>> Start

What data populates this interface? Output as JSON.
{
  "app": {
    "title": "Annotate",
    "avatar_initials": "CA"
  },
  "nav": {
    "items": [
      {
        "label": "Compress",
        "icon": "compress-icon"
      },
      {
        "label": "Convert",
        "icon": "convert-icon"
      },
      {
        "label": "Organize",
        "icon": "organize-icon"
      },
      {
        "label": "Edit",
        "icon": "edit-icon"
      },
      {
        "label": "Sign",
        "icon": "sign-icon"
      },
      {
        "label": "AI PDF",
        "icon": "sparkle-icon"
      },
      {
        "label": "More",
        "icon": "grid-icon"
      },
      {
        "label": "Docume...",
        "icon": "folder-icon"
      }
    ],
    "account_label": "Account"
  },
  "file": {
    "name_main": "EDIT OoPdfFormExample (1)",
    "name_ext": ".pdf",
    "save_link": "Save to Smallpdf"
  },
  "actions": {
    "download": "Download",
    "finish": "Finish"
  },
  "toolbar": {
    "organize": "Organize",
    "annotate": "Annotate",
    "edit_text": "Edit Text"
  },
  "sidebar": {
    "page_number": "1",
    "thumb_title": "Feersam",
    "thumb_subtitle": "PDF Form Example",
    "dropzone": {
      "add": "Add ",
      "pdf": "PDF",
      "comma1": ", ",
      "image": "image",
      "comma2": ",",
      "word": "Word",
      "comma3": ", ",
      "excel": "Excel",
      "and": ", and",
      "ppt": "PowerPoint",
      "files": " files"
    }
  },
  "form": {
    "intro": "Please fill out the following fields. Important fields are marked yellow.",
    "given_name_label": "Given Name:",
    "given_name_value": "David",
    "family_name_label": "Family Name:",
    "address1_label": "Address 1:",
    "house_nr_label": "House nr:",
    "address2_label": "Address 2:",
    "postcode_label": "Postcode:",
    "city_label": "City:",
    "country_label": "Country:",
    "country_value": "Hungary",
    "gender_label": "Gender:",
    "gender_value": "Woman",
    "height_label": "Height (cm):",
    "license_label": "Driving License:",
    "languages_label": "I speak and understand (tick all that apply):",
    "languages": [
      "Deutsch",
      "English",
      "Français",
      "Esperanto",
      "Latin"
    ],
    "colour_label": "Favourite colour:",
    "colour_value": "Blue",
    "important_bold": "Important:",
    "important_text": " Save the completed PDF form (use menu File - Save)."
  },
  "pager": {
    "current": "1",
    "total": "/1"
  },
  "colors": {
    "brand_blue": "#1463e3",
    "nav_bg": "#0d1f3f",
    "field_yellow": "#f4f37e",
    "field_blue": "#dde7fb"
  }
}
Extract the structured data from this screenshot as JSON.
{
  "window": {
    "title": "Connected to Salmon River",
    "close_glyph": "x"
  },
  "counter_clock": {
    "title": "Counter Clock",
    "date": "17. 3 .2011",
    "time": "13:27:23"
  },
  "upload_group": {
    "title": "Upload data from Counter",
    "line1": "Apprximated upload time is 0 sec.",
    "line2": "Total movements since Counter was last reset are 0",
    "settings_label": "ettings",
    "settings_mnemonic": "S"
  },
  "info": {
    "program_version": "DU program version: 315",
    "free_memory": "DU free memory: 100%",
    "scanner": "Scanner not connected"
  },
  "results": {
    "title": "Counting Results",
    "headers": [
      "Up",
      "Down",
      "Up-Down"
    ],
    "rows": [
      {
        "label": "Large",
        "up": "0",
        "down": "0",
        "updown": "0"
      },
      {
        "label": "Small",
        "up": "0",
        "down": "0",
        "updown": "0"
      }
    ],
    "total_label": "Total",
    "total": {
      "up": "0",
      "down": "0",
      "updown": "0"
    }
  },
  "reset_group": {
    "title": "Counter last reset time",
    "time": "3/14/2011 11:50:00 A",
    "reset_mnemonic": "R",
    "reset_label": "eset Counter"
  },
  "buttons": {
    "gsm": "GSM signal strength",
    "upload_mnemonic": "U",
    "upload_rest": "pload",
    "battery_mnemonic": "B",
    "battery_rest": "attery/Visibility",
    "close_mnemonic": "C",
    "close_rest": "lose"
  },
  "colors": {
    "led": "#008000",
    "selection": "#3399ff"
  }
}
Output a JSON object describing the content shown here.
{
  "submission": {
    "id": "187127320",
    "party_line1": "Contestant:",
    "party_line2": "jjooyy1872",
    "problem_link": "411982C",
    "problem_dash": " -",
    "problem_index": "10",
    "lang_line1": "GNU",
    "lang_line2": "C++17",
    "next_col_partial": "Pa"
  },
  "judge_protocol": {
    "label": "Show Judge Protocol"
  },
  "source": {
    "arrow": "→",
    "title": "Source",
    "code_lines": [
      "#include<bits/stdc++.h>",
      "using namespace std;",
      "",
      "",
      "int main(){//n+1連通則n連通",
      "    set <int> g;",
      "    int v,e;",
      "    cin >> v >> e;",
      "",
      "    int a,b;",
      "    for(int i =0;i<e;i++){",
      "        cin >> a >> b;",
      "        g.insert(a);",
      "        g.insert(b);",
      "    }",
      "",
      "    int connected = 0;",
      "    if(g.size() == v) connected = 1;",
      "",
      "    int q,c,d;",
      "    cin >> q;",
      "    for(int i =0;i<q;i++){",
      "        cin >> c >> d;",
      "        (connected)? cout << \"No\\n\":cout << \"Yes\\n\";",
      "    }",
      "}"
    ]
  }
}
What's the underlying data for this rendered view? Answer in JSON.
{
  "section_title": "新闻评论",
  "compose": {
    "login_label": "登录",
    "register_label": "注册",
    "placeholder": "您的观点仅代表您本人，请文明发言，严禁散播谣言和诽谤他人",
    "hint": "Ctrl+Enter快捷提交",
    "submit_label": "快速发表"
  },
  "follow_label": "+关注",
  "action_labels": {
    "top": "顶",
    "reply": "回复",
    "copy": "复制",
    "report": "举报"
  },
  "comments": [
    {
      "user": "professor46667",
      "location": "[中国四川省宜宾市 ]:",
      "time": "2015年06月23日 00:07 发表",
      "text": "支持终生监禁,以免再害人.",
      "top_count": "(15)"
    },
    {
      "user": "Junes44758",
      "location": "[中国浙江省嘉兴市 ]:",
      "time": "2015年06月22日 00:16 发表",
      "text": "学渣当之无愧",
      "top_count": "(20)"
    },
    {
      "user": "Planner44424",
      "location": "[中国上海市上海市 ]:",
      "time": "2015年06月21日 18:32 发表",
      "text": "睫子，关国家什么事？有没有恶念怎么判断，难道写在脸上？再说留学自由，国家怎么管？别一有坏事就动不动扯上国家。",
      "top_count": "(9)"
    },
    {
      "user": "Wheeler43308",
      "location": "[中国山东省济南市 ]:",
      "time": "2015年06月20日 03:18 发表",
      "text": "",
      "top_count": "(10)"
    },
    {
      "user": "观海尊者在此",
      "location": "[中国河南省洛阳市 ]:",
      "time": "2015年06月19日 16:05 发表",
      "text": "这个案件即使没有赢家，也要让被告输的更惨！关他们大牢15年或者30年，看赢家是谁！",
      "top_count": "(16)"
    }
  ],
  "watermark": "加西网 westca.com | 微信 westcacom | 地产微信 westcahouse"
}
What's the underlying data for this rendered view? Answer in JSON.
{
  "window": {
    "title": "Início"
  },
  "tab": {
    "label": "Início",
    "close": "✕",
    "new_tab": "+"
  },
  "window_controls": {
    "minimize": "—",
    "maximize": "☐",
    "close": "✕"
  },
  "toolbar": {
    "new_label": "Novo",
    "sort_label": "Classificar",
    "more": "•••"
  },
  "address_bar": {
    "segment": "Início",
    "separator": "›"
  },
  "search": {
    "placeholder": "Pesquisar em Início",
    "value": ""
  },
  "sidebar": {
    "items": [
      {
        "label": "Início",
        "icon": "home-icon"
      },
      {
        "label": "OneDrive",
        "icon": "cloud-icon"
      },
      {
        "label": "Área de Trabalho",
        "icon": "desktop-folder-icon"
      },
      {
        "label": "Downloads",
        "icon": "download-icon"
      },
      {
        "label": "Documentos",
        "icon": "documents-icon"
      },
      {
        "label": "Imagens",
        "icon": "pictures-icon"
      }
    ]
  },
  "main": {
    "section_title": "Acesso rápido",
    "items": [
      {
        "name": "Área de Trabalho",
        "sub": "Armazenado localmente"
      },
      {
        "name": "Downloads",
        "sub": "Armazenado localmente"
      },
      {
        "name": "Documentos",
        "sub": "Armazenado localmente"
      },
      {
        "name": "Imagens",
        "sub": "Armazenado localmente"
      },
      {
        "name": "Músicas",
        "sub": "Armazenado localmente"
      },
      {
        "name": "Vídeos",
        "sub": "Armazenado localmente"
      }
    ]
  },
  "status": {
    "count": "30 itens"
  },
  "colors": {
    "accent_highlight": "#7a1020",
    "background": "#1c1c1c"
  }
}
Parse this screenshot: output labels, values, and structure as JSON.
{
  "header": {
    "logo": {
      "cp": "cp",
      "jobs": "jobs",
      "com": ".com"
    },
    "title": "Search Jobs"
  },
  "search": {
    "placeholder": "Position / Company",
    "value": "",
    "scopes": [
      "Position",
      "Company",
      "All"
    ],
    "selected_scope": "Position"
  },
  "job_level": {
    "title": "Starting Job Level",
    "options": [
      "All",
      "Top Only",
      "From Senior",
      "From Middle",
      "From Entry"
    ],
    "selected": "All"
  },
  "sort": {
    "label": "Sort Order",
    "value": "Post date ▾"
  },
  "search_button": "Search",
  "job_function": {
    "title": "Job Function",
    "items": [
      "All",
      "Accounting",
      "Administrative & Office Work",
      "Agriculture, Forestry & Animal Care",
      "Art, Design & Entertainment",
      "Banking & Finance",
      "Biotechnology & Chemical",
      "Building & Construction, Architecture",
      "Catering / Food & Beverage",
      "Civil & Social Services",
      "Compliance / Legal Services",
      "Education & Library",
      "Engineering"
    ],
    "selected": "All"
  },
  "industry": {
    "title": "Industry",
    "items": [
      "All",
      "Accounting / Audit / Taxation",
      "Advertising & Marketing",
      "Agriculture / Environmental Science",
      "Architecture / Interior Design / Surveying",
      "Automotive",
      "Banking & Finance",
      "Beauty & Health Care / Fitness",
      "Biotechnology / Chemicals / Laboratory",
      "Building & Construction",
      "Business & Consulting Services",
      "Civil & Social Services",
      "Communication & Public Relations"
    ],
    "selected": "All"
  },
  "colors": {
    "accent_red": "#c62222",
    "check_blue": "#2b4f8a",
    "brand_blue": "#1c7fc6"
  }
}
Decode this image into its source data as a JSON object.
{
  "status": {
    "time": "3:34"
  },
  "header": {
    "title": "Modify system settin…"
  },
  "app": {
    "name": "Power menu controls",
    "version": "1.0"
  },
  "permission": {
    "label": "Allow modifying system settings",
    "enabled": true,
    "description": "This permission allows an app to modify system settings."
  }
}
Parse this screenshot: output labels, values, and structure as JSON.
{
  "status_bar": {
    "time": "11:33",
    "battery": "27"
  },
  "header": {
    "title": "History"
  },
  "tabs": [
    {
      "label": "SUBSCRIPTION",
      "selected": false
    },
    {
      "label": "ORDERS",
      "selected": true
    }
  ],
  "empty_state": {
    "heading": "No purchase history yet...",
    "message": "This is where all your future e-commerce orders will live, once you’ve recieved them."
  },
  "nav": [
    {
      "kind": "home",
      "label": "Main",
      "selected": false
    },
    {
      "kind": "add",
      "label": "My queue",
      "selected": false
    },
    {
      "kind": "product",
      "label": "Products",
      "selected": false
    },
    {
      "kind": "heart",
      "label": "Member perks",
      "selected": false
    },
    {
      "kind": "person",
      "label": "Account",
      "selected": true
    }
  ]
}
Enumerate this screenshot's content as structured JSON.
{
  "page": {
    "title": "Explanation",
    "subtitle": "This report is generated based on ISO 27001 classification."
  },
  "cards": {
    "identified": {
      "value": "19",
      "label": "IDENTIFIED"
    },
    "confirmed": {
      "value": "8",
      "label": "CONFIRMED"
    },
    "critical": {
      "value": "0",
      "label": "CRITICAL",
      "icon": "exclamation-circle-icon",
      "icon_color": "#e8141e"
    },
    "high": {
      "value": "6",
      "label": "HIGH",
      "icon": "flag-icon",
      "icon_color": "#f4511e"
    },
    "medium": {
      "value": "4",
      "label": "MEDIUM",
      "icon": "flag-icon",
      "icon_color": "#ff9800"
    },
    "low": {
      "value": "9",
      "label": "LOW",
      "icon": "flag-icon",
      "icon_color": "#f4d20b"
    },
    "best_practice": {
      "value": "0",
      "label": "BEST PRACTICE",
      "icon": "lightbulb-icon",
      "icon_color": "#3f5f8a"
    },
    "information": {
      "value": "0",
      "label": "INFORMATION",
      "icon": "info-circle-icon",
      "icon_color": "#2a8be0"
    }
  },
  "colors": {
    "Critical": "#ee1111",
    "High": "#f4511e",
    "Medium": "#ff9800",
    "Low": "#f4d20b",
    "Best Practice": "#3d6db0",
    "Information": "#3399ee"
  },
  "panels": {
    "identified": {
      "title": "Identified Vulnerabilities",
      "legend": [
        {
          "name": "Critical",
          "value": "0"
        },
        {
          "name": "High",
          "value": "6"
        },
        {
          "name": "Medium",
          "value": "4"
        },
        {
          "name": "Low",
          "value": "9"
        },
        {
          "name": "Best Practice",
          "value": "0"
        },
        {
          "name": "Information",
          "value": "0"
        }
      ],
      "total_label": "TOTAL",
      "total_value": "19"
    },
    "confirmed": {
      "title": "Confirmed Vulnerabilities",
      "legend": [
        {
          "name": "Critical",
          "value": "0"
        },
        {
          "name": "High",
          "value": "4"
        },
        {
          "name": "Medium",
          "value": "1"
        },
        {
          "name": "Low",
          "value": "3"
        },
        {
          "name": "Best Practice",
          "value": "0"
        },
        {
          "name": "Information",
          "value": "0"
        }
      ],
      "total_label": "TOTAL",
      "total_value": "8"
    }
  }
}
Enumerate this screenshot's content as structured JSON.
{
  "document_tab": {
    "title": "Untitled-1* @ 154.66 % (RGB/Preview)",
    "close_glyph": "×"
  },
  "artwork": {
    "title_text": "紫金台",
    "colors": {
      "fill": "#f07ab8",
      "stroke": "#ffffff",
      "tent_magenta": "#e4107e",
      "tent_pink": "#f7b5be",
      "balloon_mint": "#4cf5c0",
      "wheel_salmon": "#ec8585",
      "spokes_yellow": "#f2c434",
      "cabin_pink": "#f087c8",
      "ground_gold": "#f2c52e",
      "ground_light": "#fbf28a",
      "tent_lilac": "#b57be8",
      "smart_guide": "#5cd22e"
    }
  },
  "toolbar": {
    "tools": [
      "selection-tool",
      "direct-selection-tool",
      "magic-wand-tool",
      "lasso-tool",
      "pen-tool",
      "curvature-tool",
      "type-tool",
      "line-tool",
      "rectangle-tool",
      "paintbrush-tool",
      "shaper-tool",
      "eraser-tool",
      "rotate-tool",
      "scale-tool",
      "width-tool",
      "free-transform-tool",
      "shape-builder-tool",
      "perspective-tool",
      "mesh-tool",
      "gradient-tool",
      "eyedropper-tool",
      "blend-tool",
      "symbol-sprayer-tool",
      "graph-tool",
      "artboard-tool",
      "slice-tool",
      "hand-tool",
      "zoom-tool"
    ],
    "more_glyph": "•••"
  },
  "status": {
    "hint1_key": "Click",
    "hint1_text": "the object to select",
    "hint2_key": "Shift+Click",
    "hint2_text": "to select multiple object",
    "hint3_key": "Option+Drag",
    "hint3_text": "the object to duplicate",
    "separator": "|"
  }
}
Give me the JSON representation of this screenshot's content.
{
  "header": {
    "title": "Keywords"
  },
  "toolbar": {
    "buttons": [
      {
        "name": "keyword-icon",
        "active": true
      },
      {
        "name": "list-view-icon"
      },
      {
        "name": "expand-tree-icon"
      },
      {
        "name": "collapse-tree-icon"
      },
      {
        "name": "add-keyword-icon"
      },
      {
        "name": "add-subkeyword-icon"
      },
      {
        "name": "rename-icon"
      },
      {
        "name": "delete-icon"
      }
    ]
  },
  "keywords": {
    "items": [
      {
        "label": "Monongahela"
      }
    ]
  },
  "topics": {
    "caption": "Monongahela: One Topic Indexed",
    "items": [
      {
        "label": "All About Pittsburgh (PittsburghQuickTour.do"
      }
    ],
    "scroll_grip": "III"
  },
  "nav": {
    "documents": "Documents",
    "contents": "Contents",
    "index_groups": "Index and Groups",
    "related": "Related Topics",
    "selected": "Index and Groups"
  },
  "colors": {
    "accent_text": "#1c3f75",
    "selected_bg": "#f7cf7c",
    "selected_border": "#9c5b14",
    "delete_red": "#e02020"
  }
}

>> End

## Written exercise
Give the number of lines that hold the word "Company" in these records, with nothing added.

## Output of the exercise
2